(begin)

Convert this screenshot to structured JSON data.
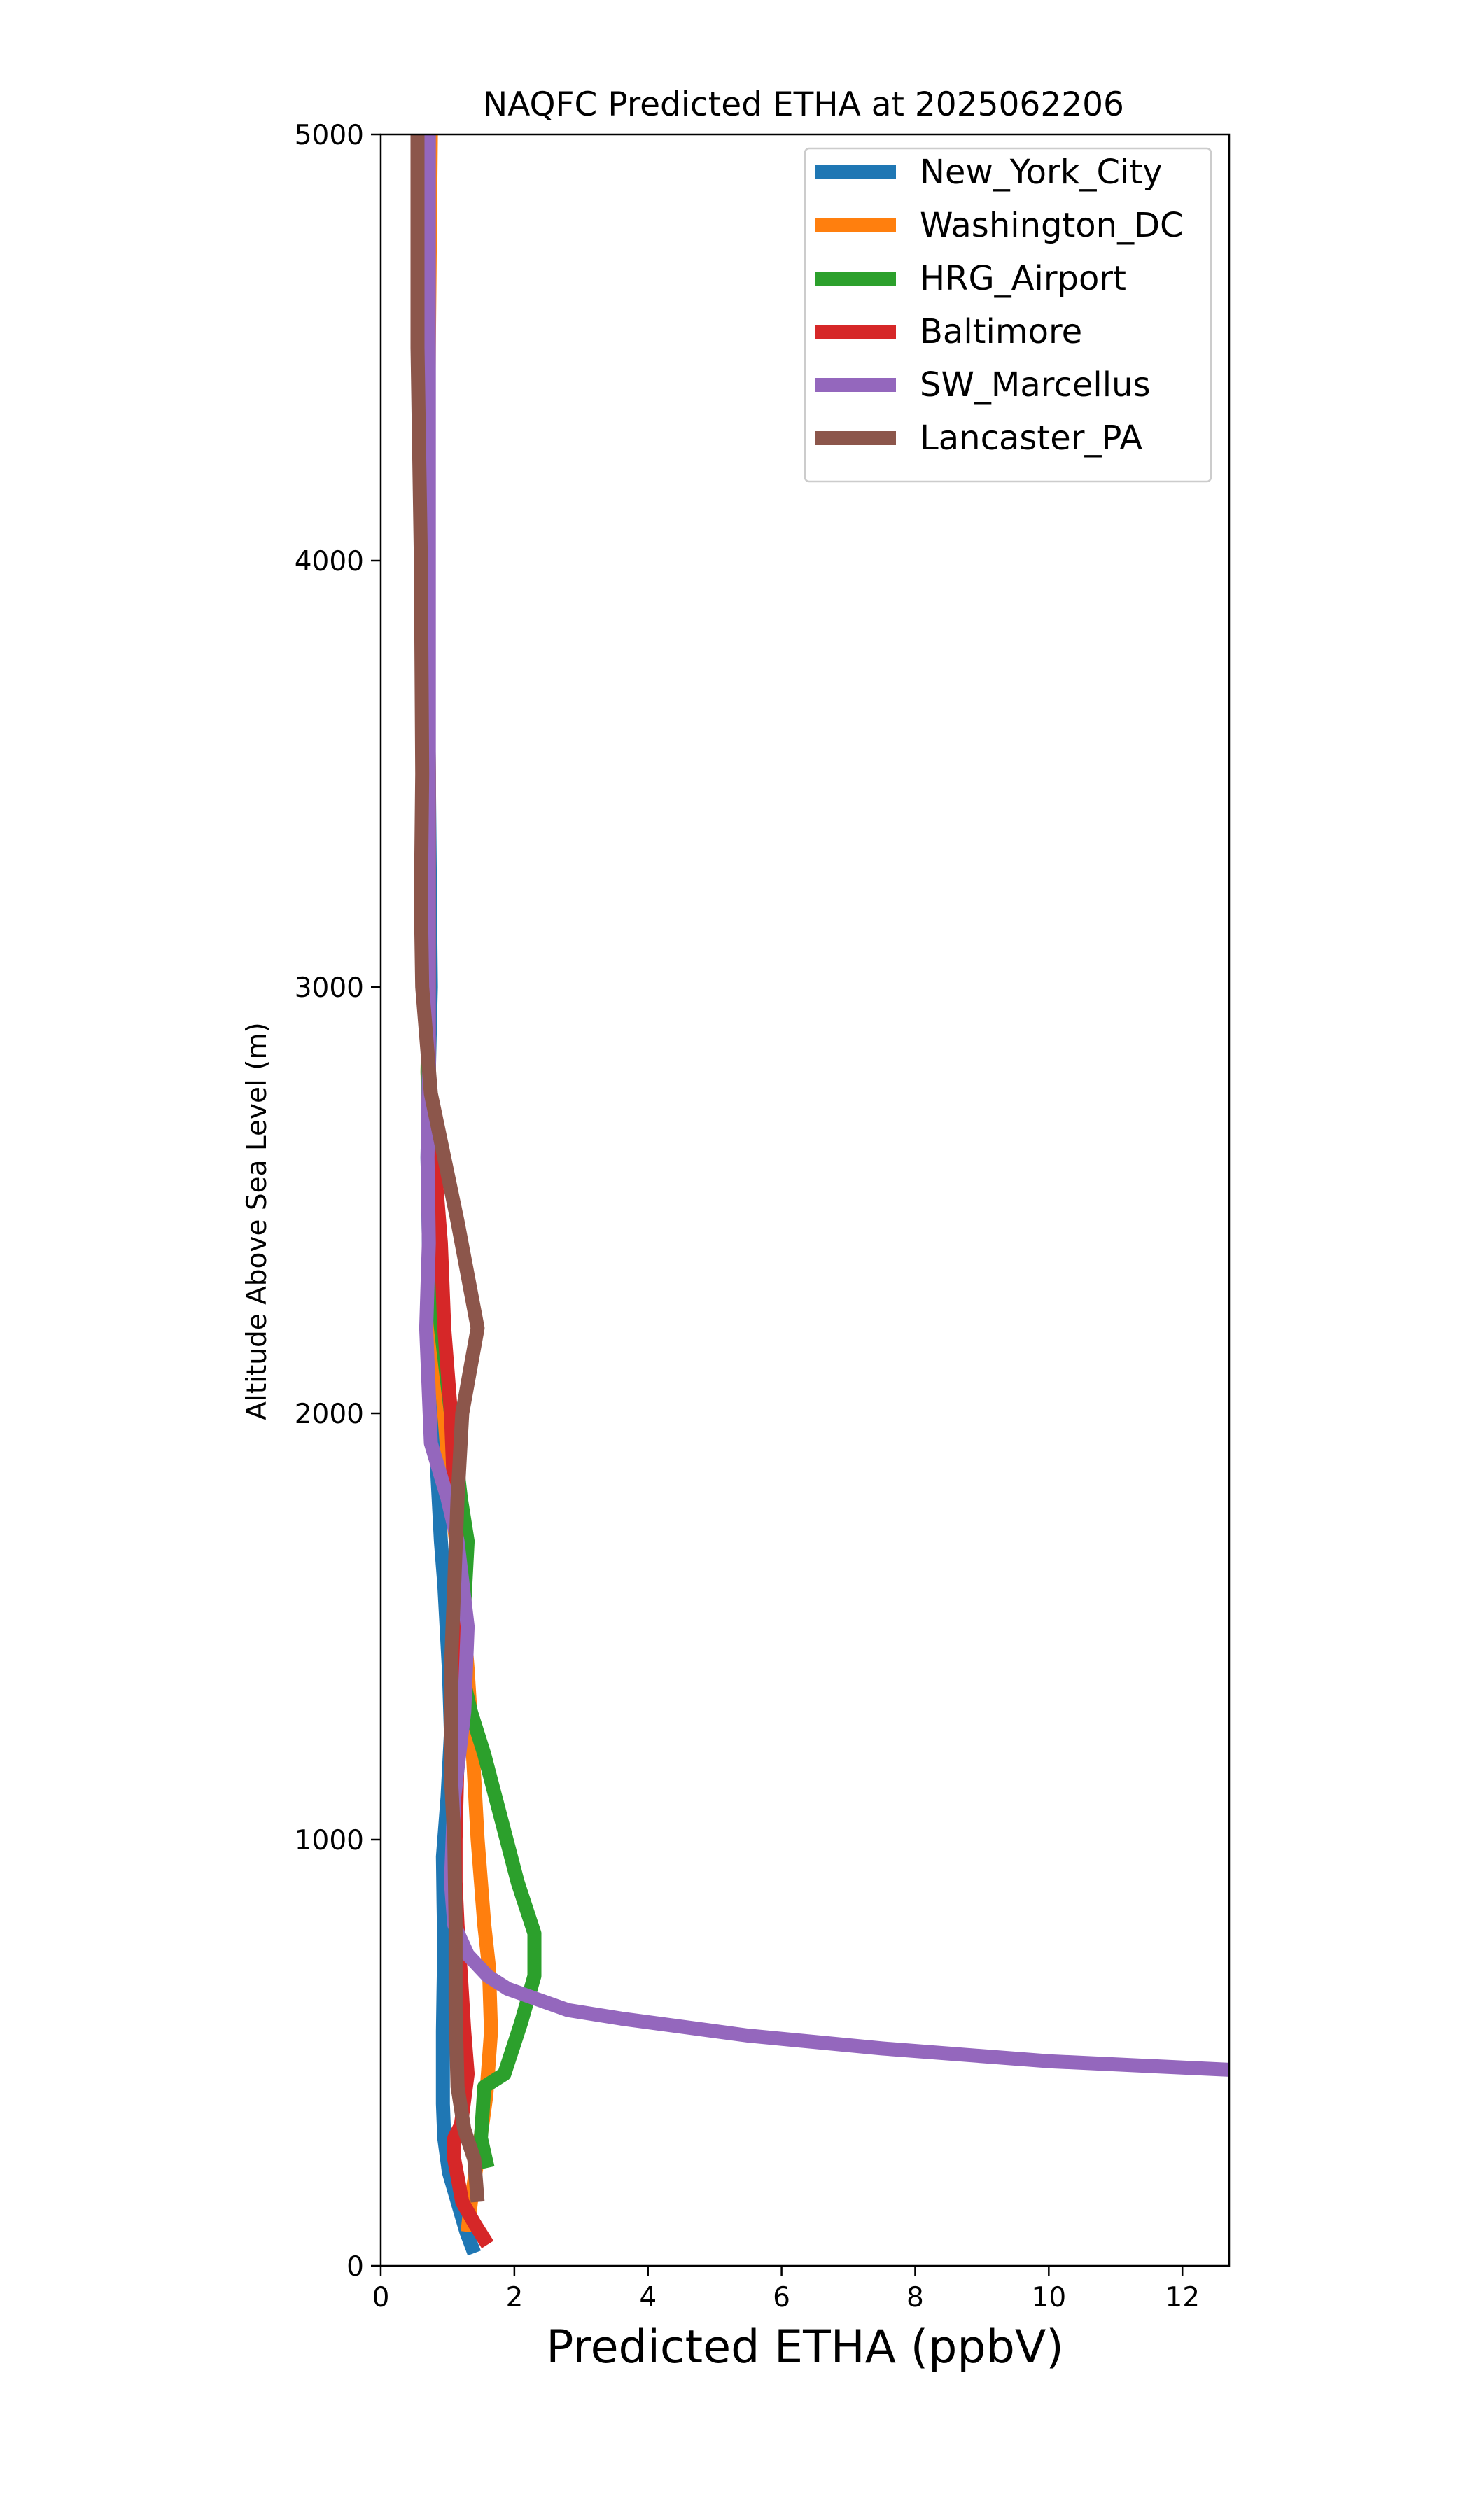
{
  "chart_data": {
    "type": "line",
    "title": "NAQFC Predicted ETHA at 2025062206",
    "xlabel": "Predicted ETHA (ppbV)",
    "ylabel": "Altitude Above Sea Level (m)",
    "xlim": [
      0,
      12.7
    ],
    "ylim": [
      0,
      5000
    ],
    "xticks": [
      0,
      2,
      4,
      6,
      8,
      10,
      12
    ],
    "yticks": [
      0,
      1000,
      2000,
      3000,
      4000,
      5000
    ],
    "grid": false,
    "legend_position": "upper-right",
    "series": [
      {
        "name": "New_York_City",
        "color": "#1f77b4",
        "points": [
          [
            1.4,
            30
          ],
          [
            1.28,
            80
          ],
          [
            1.15,
            150
          ],
          [
            1.02,
            220
          ],
          [
            0.95,
            300
          ],
          [
            0.93,
            380
          ],
          [
            0.93,
            450
          ],
          [
            0.93,
            550
          ],
          [
            0.94,
            650
          ],
          [
            0.95,
            750
          ],
          [
            0.94,
            850
          ],
          [
            0.93,
            960
          ],
          [
            1.0,
            1100
          ],
          [
            1.05,
            1250
          ],
          [
            1.02,
            1400
          ],
          [
            0.95,
            1600
          ],
          [
            0.9,
            1700
          ],
          [
            0.85,
            1850
          ],
          [
            0.8,
            2000
          ],
          [
            0.75,
            2200
          ],
          [
            0.72,
            2400
          ],
          [
            0.7,
            2600
          ],
          [
            0.72,
            2800
          ],
          [
            0.75,
            3000
          ],
          [
            0.72,
            3500
          ],
          [
            0.7,
            4000
          ],
          [
            0.7,
            4500
          ],
          [
            0.72,
            5000
          ]
        ]
      },
      {
        "name": "Washington_DC",
        "color": "#ff7f0e",
        "points": [
          [
            1.3,
            80
          ],
          [
            1.35,
            150
          ],
          [
            1.45,
            250
          ],
          [
            1.58,
            400
          ],
          [
            1.65,
            550
          ],
          [
            1.62,
            700
          ],
          [
            1.55,
            800
          ],
          [
            1.45,
            1000
          ],
          [
            1.38,
            1200
          ],
          [
            1.3,
            1400
          ],
          [
            1.2,
            1600
          ],
          [
            1.05,
            1800
          ],
          [
            0.95,
            2000
          ],
          [
            0.85,
            2200
          ],
          [
            0.78,
            2400
          ],
          [
            0.72,
            2600
          ],
          [
            0.7,
            2800
          ],
          [
            0.72,
            3000
          ],
          [
            0.72,
            3500
          ],
          [
            0.7,
            4000
          ],
          [
            0.72,
            4500
          ],
          [
            0.75,
            5000
          ]
        ]
      },
      {
        "name": "HRG_Airport",
        "color": "#2ca02c",
        "points": [
          [
            1.6,
            230
          ],
          [
            1.5,
            300
          ],
          [
            1.55,
            420
          ],
          [
            1.85,
            450
          ],
          [
            2.1,
            570
          ],
          [
            2.3,
            680
          ],
          [
            2.3,
            780
          ],
          [
            2.05,
            900
          ],
          [
            1.8,
            1050
          ],
          [
            1.55,
            1200
          ],
          [
            1.35,
            1300
          ],
          [
            1.2,
            1400
          ],
          [
            1.25,
            1550
          ],
          [
            1.3,
            1700
          ],
          [
            1.2,
            1800
          ],
          [
            1.05,
            2000
          ],
          [
            0.9,
            2200
          ],
          [
            0.8,
            2400
          ],
          [
            0.75,
            2600
          ],
          [
            0.7,
            2800
          ],
          [
            0.72,
            3000
          ],
          [
            0.72,
            3500
          ],
          [
            0.7,
            4000
          ],
          [
            0.7,
            4500
          ],
          [
            0.7,
            5000
          ]
        ]
      },
      {
        "name": "Baltimore",
        "color": "#d62728",
        "points": [
          [
            1.6,
            50
          ],
          [
            1.4,
            100
          ],
          [
            1.22,
            150
          ],
          [
            1.1,
            250
          ],
          [
            1.1,
            300
          ],
          [
            1.2,
            330
          ],
          [
            1.3,
            450
          ],
          [
            1.25,
            550
          ],
          [
            1.2,
            680
          ],
          [
            1.15,
            800
          ],
          [
            1.12,
            900
          ],
          [
            1.12,
            1000
          ],
          [
            1.15,
            1200
          ],
          [
            1.18,
            1400
          ],
          [
            1.18,
            1600
          ],
          [
            1.1,
            1800
          ],
          [
            1.05,
            2000
          ],
          [
            0.95,
            2200
          ],
          [
            0.9,
            2400
          ],
          [
            0.8,
            2600
          ],
          [
            0.72,
            2800
          ],
          [
            0.72,
            3000
          ],
          [
            0.72,
            3500
          ],
          [
            0.7,
            4000
          ],
          [
            0.7,
            4500
          ],
          [
            0.7,
            5000
          ]
        ]
      },
      {
        "name": "SW_Marcellus",
        "color": "#9467bd",
        "points": [
          [
            12.7,
            460
          ],
          [
            10.0,
            480
          ],
          [
            7.5,
            510
          ],
          [
            5.5,
            540
          ],
          [
            3.6,
            580
          ],
          [
            2.8,
            600
          ],
          [
            1.9,
            650
          ],
          [
            1.6,
            680
          ],
          [
            1.3,
            730
          ],
          [
            1.1,
            800
          ],
          [
            1.05,
            900
          ],
          [
            1.1,
            1100
          ],
          [
            1.25,
            1300
          ],
          [
            1.3,
            1500
          ],
          [
            1.15,
            1700
          ],
          [
            1.0,
            1800
          ],
          [
            0.75,
            1930
          ],
          [
            0.68,
            2200
          ],
          [
            0.72,
            2400
          ],
          [
            0.7,
            2600
          ],
          [
            0.72,
            2800
          ],
          [
            0.72,
            3000
          ],
          [
            0.72,
            3500
          ],
          [
            0.72,
            4000
          ],
          [
            0.72,
            4500
          ],
          [
            0.72,
            5000
          ]
        ]
      },
      {
        "name": "Lancaster_PA",
        "color": "#8c564b",
        "points": [
          [
            1.45,
            150
          ],
          [
            1.4,
            250
          ],
          [
            1.25,
            320
          ],
          [
            1.15,
            420
          ],
          [
            1.12,
            600
          ],
          [
            1.12,
            800
          ],
          [
            1.1,
            1000
          ],
          [
            1.05,
            1150
          ],
          [
            1.05,
            1400
          ],
          [
            1.1,
            1600
          ],
          [
            1.15,
            1800
          ],
          [
            1.22,
            2000
          ],
          [
            1.45,
            2200
          ],
          [
            1.15,
            2450
          ],
          [
            0.95,
            2600
          ],
          [
            0.75,
            2750
          ],
          [
            0.62,
            3000
          ],
          [
            0.6,
            3200
          ],
          [
            0.62,
            3500
          ],
          [
            0.6,
            4000
          ],
          [
            0.55,
            4500
          ],
          [
            0.55,
            5000
          ]
        ]
      }
    ]
  }
}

(end)

> _Aim of the exercise_:
Say how many lines of the data include the string "Predicted". Nothing other than the number should be given.

> _Solution below_:
2